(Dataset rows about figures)
____
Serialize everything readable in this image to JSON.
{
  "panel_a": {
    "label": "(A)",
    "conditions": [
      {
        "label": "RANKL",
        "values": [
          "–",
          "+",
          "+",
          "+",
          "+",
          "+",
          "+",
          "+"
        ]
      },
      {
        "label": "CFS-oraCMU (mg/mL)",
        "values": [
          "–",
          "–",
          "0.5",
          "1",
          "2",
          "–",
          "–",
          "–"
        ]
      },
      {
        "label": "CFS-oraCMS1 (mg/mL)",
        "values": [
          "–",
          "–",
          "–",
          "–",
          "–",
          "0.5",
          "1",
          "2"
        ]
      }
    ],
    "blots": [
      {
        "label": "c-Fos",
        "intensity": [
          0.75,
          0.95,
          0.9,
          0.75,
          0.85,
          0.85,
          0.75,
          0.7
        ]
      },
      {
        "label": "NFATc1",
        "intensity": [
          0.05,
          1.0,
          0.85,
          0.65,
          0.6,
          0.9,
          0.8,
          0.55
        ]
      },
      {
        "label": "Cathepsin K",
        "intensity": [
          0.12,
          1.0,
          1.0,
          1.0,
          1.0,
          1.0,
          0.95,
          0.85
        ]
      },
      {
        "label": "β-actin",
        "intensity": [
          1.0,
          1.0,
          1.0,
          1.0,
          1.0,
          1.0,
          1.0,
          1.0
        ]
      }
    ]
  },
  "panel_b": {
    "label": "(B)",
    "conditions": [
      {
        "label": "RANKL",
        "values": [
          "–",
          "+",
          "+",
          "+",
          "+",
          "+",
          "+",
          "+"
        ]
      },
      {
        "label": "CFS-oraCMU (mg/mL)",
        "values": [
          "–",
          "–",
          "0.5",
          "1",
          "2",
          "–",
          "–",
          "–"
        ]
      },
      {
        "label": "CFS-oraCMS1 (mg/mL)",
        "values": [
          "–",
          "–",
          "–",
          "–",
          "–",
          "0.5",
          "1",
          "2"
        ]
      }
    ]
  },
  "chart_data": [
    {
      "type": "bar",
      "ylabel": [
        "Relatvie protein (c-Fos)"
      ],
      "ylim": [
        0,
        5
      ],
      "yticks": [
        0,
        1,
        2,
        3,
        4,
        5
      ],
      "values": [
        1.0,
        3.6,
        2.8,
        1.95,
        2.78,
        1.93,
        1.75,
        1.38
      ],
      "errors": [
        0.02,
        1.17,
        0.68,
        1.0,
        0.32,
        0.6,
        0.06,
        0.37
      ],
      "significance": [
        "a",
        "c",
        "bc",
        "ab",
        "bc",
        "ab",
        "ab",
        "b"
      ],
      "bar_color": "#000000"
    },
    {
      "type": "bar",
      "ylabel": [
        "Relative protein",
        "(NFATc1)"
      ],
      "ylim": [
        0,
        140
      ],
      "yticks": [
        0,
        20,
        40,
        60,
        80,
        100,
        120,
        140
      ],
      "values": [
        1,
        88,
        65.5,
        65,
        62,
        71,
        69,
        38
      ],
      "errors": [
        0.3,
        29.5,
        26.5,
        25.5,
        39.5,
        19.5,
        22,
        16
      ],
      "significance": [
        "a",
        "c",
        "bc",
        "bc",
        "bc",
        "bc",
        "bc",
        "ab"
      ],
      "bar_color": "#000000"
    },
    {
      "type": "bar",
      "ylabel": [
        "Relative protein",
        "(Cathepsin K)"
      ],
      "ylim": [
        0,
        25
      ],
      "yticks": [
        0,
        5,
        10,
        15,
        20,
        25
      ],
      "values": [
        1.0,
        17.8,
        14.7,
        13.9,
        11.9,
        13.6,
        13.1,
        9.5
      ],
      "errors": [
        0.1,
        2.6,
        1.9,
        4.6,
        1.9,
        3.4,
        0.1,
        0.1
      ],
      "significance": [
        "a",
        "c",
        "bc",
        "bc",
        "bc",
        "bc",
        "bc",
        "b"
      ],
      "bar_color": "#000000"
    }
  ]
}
____
Output all of the records above exactly as they appear.

_Answer_.
Serialize everything readable in this image to JSON.
{
  "panel_a": {
    "label": "(A)",
    "conditions": [
      {
        "label": "RANKL",
        "values": [
          "–",
          "+",
          "+",
          "+",
          "+",
          "+",
          "+",
          "+"
        ]
      },
      {
        "label": "CFS-oraCMU (mg/mL)",
        "values": [
          "–",
          "–",
          "0.5",
          "1",
          "2",
          "–",
          "–",
          "–"
        ]
      },
      {
        "label": "CFS-oraCMS1 (mg/mL)",
        "values": [
          "–",
          "–",
          "–",
          "–",
          "–",
          "0.5",
          "1",
          "2"
        ]
      }
    ],
    "blots": [
      {
        "label": "c-Fos",
        "intensity": [
          0.75,
          0.95,
          0.9,
          0.75,
          0.85,
          0.85,
          0.75,
          0.7
        ]
      },
      {
        "label": "NFATc1",
        "intensity": [
          0.05,
          1.0,
          0.85,
          0.65,
          0.6,
          0.9,
          0.8,
          0.55
        ]
      },
      {
        "label": "Cathepsin K",
        "intensity": [
          0.12,
          1.0,
          1.0,
          1.0,
          1.0,
          1.0,
          0.95,
          0.85
        ]
      },
      {
        "label": "β-actin",
        "intensity": [
          1.0,
          1.0,
          1.0,
          1.0,
          1.0,
          1.0,
          1.0,
          1.0
        ]
      }
    ]
  },
  "panel_b": {
    "label": "(B)",
    "conditions": [
      {
        "label": "RANKL",
        "values": [
          "–",
          "+",
          "+",
          "+",
          "+",
          "+",
          "+",
          "+"
        ]
      },
      {
        "label": "CFS-oraCMU (mg/mL)",
        "values": [
          "–",
          "–",
          "0.5",
          "1",
          "2",
          "–",
          "–",
          "–"
        ]
      },
      {
        "label": "CFS-oraCMS1 (mg/mL)",
        "values": [
          "–",
          "–",
          "–",
          "–",
          "–",
          "0.5",
          "1",
          "2"
        ]
      }
    ]
  },
  "chart_data": [
    {
      "type": "bar",
      "ylabel": [
        "Relatvie protein (c-Fos)"
      ],
      "ylim": [
        0,
        5
      ],
      "yticks": [
        0,
        1,
        2,
        3,
        4,
        5
      ],
      "values": [
        1.0,
        3.6,
        2.8,
        1.95,
        2.78,
        1.93,
        1.75,
        1.38
      ],
      "errors": [
        0.02,
        1.17,
        0.68,
        1.0,
        0.32,
        0.6,
        0.06,
        0.37
      ],
      "significance": [
        "a",
        "c",
        "bc",
        "ab",
        "bc",
        "ab",
        "ab",
        "b"
      ],
      "bar_color": "#000000"
    },
    {
      "type": "bar",
      "ylabel": [
        "Relative protein",
        "(NFATc1)"
      ],
      "ylim": [
        0,
        140
      ],
      "yticks": [
        0,
        20,
        40,
        60,
        80,
        100,
        120,
        140
      ],
      "values": [
        1,
        88,
        65.5,
        65,
        62,
        71,
        69,
        38
      ],
      "errors": [
        0.3,
        29.5,
        26.5,
        25.5,
        39.5,
        19.5,
        22,
        16
      ],
      "significance": [
        "a",
        "c",
        "bc",
        "bc",
        "bc",
        "bc",
        "bc",
        "ab"
      ],
      "bar_color": "#000000"
    },
    {
      "type": "bar",
      "ylabel": [
        "Relative protein",
        "(Cathepsin K)"
      ],
      "ylim": [
        0,
        25
      ],
      "yticks": [
        0,
        5,
        10,
        15,
        20,
        25
      ],
      "values": [
        1.0,
        17.8,
        14.7,
        13.9,
        11.9,
        13.6,
        13.1,
        9.5
      ],
      "errors": [
        0.1,
        2.6,
        1.9,
        4.6,
        1.9,
        3.4,
        0.1,
        0.1
      ],
      "significance": [
        "a",
        "c",
        "bc",
        "bc",
        "bc",
        "bc",
        "bc",
        "b"
      ],
      "bar_color": "#000000"
    }
  ]
}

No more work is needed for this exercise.